(Task objective): Identify all lines in the listing that include the word "JSON", and copy them out.

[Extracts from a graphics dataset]
—————

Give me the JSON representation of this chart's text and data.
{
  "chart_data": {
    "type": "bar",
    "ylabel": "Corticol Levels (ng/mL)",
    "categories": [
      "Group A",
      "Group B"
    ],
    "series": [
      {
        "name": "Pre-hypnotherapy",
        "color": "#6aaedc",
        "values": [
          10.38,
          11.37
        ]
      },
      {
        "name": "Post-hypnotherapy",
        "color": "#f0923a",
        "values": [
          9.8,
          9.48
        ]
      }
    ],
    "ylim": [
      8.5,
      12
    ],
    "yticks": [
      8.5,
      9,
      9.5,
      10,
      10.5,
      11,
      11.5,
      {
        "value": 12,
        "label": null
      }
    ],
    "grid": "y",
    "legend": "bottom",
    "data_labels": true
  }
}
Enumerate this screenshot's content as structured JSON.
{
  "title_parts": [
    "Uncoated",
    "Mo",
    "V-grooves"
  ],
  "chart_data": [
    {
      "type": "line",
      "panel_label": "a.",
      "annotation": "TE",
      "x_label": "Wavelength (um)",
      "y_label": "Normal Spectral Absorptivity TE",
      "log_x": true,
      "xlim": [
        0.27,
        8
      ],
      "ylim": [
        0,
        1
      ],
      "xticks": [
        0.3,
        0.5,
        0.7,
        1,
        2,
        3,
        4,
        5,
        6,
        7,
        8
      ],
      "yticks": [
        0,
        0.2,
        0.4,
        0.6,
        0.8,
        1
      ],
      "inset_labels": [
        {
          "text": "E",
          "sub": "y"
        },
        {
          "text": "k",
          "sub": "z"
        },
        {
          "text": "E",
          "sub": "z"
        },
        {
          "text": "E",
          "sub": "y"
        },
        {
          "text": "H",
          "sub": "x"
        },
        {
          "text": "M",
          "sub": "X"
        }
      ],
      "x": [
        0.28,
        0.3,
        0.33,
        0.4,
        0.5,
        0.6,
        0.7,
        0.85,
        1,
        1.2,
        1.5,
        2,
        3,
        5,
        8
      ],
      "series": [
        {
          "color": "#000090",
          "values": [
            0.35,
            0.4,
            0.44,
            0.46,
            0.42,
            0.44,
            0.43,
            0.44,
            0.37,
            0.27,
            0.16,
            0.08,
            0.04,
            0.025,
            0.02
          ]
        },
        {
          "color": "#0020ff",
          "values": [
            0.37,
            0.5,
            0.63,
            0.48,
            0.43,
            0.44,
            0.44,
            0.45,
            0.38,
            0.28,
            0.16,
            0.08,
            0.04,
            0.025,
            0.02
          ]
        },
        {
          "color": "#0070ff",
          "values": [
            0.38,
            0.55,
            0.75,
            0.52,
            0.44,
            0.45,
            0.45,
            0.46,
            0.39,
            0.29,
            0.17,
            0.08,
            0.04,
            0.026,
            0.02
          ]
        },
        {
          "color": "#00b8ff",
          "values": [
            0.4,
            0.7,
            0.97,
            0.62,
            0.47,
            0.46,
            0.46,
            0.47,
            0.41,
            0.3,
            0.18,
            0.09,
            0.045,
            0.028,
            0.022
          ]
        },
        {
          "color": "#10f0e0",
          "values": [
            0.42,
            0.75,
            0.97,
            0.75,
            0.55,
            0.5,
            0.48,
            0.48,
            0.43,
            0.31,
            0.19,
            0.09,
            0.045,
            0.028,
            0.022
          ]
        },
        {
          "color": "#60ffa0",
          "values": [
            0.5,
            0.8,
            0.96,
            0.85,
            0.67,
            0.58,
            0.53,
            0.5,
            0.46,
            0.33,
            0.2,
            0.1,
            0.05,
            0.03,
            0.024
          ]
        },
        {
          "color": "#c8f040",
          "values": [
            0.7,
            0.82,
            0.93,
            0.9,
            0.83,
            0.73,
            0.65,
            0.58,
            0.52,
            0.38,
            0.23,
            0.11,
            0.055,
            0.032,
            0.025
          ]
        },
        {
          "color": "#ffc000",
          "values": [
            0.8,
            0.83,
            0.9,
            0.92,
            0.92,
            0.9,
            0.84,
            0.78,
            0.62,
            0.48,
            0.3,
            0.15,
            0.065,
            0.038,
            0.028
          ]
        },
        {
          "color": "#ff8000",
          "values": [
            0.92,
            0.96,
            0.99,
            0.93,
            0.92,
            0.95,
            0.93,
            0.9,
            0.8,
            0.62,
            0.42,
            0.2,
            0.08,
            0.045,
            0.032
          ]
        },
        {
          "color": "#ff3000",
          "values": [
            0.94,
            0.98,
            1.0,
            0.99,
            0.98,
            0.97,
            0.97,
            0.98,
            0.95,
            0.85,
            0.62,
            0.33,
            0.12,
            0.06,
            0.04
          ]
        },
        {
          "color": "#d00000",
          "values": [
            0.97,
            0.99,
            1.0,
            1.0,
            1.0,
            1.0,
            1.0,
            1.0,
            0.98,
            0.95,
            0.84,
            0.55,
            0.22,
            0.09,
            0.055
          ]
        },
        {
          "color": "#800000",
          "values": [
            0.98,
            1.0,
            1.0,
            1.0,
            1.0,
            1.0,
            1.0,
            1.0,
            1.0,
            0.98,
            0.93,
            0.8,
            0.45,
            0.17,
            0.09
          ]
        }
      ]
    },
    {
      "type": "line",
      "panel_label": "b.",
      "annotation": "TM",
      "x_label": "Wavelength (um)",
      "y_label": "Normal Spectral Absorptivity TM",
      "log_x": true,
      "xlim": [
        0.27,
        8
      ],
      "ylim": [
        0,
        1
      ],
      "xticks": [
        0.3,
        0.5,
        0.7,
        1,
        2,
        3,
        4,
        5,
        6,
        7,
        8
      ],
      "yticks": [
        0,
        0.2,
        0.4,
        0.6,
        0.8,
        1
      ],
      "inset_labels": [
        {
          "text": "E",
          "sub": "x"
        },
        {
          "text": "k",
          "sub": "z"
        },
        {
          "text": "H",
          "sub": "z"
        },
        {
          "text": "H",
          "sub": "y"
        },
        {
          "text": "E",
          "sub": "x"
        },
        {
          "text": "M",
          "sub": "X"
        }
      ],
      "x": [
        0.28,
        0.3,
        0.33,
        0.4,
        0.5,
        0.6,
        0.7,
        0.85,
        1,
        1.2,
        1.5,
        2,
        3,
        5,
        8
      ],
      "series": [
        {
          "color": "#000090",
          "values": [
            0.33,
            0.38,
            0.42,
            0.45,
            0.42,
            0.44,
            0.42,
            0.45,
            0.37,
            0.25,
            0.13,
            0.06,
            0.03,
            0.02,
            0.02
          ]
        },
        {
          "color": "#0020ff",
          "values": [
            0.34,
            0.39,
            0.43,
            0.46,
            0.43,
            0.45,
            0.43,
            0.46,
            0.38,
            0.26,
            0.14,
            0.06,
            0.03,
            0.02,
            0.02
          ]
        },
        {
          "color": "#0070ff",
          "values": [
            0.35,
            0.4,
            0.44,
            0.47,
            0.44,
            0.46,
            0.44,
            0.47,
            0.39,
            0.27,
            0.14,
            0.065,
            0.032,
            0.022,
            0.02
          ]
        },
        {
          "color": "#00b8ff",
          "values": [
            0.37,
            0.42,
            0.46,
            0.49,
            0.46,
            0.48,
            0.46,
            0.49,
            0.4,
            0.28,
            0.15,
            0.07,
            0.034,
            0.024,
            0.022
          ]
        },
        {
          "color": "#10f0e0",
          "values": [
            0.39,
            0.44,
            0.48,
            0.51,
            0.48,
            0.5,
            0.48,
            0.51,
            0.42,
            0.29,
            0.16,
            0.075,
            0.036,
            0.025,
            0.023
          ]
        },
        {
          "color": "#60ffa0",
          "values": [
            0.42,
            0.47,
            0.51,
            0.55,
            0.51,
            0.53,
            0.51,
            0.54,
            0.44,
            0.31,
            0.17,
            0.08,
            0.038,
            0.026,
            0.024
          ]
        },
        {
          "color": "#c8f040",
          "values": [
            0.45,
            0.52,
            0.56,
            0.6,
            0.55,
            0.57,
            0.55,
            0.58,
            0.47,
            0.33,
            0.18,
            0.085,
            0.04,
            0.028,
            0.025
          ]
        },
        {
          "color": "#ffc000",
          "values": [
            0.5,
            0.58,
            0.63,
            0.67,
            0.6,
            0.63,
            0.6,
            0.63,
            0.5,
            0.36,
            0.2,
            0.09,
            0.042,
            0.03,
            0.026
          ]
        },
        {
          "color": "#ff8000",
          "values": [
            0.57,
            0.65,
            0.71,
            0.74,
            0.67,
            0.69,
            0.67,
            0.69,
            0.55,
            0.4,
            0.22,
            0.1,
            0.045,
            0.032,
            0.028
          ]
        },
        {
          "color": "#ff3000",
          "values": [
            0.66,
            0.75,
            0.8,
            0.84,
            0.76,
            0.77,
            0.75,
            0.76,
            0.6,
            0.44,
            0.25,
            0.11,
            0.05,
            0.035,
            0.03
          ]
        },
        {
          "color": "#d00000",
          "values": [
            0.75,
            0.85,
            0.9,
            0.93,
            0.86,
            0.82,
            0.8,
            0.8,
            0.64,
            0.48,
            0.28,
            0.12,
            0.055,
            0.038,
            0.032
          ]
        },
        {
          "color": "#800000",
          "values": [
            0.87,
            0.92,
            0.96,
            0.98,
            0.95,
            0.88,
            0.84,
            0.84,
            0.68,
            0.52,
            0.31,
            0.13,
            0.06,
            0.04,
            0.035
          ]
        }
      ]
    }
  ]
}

—————

(Result of the exercise):
Give me the JSON representation of this chart's text and data.
Enumerate this screenshot's content as structured JSON.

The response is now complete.